_Task instructions_
Wherever a line in the data below holds "screenshot", copy that line.

_Records for the task_
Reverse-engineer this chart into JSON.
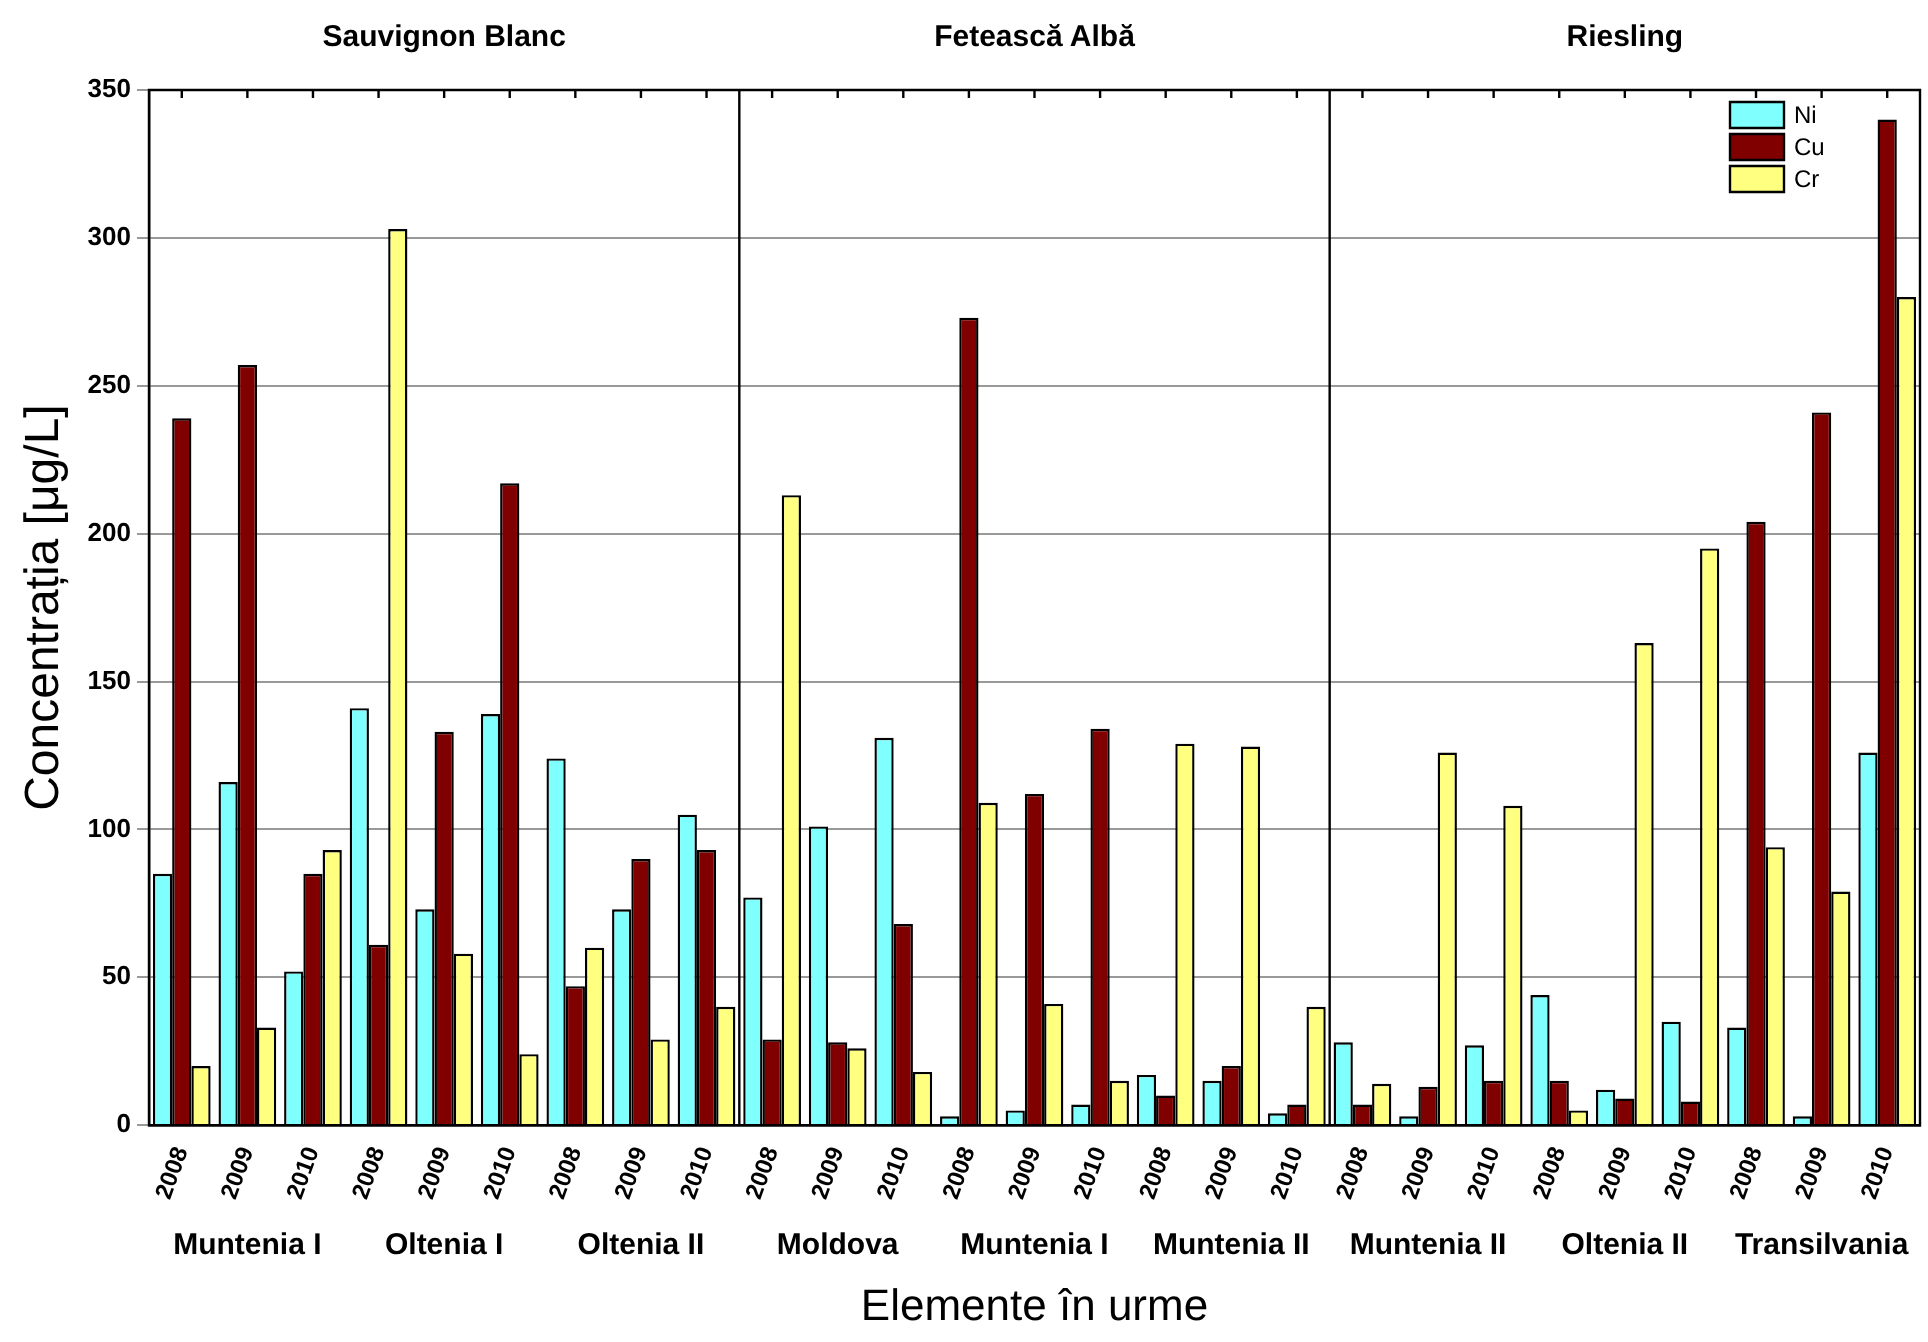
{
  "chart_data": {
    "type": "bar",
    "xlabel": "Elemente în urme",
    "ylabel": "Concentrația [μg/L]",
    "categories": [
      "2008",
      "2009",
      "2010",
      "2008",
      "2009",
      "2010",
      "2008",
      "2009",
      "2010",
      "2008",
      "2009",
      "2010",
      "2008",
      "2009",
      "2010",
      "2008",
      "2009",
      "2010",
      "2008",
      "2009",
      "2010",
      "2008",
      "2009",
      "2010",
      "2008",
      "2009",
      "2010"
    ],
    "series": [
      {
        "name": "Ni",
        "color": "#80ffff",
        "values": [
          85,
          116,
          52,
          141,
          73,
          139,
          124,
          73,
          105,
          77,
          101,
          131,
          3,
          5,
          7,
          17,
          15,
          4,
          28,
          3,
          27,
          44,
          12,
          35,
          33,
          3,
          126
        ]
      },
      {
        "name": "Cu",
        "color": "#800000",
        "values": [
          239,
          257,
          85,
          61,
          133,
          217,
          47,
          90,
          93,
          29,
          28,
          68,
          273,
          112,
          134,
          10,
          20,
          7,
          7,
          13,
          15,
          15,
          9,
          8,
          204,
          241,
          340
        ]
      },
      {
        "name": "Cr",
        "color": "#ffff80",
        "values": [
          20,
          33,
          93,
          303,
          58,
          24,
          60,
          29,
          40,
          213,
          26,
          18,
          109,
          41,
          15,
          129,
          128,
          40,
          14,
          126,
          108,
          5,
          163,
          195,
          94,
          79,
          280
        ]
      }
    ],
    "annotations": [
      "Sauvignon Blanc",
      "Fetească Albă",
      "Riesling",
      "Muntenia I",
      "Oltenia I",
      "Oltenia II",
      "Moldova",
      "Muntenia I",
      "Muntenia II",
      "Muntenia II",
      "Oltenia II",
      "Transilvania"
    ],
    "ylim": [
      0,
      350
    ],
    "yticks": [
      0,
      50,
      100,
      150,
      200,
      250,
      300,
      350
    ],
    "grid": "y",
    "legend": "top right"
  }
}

==

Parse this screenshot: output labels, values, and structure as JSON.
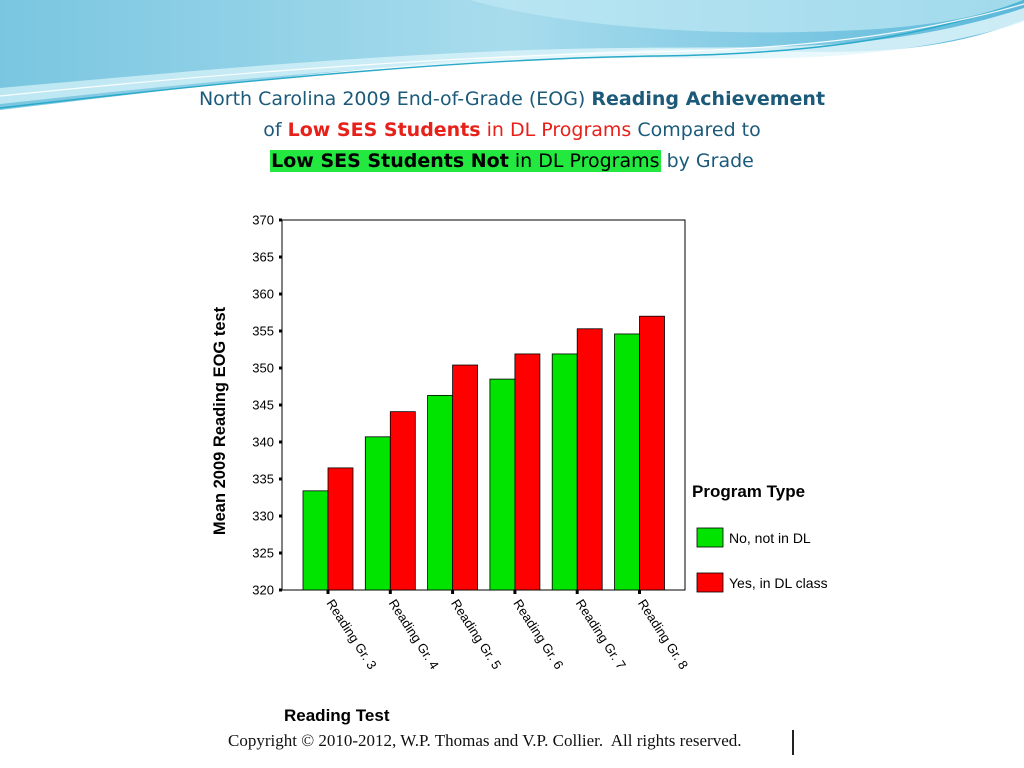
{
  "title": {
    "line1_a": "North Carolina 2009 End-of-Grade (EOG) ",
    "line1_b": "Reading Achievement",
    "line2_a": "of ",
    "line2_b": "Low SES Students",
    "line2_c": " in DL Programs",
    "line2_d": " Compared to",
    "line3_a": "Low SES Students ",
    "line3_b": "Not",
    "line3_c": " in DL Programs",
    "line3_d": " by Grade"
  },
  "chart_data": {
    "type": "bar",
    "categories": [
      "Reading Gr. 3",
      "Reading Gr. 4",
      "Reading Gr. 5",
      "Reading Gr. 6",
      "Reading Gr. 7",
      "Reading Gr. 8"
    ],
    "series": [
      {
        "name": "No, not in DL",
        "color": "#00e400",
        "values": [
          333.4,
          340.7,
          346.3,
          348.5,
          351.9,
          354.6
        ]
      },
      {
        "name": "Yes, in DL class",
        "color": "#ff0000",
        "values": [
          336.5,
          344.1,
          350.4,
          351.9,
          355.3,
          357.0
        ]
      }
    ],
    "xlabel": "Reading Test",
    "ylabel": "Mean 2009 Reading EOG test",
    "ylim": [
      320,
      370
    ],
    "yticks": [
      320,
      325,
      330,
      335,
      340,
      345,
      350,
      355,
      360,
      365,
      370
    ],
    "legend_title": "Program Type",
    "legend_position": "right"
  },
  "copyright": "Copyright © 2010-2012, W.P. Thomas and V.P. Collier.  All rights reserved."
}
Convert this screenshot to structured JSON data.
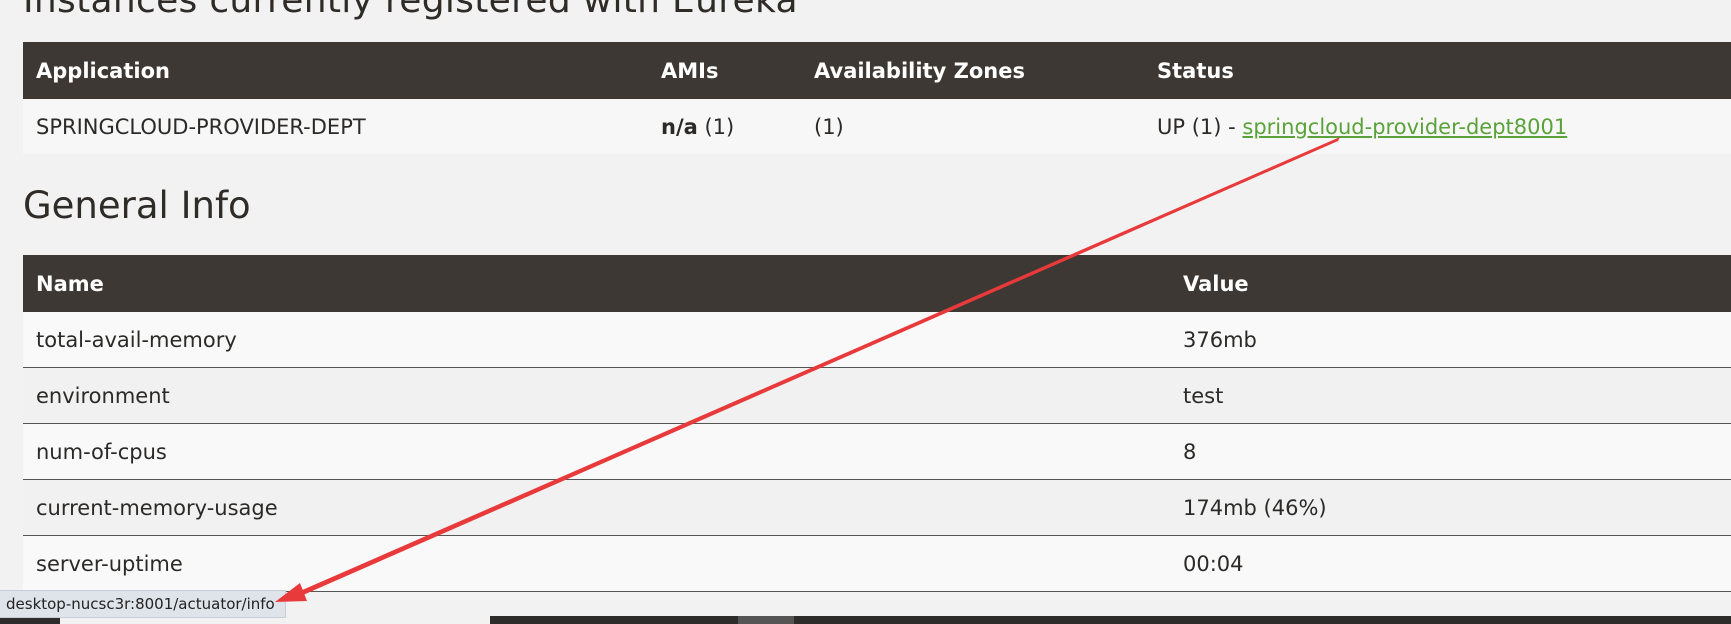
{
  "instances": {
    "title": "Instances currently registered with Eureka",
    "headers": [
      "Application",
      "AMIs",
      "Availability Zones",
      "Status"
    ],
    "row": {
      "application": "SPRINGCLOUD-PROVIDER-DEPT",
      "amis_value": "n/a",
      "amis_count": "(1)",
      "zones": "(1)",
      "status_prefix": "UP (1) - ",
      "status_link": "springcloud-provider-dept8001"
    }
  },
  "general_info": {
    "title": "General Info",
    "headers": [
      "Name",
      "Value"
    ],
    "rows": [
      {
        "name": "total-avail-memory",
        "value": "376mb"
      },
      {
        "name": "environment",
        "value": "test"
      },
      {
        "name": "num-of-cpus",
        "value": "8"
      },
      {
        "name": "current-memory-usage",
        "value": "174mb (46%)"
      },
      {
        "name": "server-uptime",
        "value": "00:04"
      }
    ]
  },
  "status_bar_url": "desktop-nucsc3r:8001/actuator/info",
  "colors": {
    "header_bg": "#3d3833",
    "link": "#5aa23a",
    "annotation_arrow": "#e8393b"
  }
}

_Task solution_
Parse this screenshot: output labels, values, and structure as JSON.
Convert this screenshot to structured JSON data.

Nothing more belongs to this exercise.